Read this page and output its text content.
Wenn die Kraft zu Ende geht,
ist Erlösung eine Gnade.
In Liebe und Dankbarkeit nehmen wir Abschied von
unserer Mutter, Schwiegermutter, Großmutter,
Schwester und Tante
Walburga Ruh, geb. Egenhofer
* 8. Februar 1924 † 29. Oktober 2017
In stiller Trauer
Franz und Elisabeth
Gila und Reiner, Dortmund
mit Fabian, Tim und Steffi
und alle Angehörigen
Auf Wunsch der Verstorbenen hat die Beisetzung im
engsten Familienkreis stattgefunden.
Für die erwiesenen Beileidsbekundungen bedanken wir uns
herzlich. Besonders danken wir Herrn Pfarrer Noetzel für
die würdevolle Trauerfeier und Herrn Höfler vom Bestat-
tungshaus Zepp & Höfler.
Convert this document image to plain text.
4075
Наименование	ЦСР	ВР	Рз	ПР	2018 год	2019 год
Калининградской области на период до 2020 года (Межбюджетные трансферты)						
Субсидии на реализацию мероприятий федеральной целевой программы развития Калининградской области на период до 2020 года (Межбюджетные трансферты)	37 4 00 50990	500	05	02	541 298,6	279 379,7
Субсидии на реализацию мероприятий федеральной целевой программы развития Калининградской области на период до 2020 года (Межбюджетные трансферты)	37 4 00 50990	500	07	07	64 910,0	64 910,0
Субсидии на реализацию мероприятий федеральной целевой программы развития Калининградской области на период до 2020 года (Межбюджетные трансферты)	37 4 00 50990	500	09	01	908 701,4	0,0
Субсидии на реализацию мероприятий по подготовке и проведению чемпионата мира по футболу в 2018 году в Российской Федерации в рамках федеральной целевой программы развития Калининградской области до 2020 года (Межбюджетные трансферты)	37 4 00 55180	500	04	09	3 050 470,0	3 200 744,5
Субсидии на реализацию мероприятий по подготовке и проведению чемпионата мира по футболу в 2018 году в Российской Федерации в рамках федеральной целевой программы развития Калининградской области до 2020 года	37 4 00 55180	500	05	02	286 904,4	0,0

○ ○ ○

• [PROMPT]: Above are the records; retype them all without a single difference.

• [EXERCISE ANSWER]:
Read this page and output its text content.
Wenn die Kraft zu Ende geht,
ist Erlösung eine Gnade.
In Liebe und Dankbarkeit nehmen wir Abschied von
unserer Mutter, Schwiegermutter, Großmutter,
Schwester und Tante
Walburga Ruh, geb. Egenhofer
* 8. Februar 1924 † 29. Oktober 2017
In stiller Trauer
Franz und Elisabeth
Gila und Reiner, Dortmund
mit Fabian, Tim und Steffi
und alle Angehörigen
Auf Wunsch der Verstorbenen hat die Beisetzung im
engsten Familienkreis stattgefunden.
Für die erwiesenen Beileidsbekundungen bedanken wir uns
herzlich. Besonders danken wir Herrn Pfarrer Noetzel für
die würdevolle Trauerfeier und Herrn Höfler vom Bestat-
tungshaus Zepp & Höfler.
Convert this document image to plain text.
4075
Наименование	ЦСР	ВР	Рз	ПР	2018 год	2019 год
Калининградской области на период до 2020 года (Межбюджетные трансферты)						
Субсидии на реализацию мероприятий федеральной целевой программы развития Калининградской области на период до 2020 года (Межбюджетные трансферты)	37 4 00 50990	500	05	02	541 298,6	279 379,7
Субсидии на реализацию мероприятий федеральной целевой программы развития Калининградской области на период до 2020 года (Межбюджетные трансферты)	37 4 00 50990	500	07	07	64 910,0	64 910,0
Субсидии на реализацию мероприятий федеральной целевой программы развития Калининградской области на период до 2020 года (Межбюджетные трансферты)	37 4 00 50990	500	09	01	908 701,4	0,0
Субсидии на реализацию мероприятий по подготовке и проведению чемпионата мира по футболу в 2018 году в Российской Федерации в рамках федеральной целевой программы развития Калининградской области до 2020 года (Межбюджетные трансферты)	37 4 00 55180	500	04	09	3 050 470,0	3 200 744,5
Субсидии на реализацию мероприятий по подготовке и проведению чемпионата мира по футболу в 2018 году в Российской Федерации в рамках федеральной целевой программы развития Калининградской области до 2020 года	37 4 00 55180	500	05	02	286 904,4	0,0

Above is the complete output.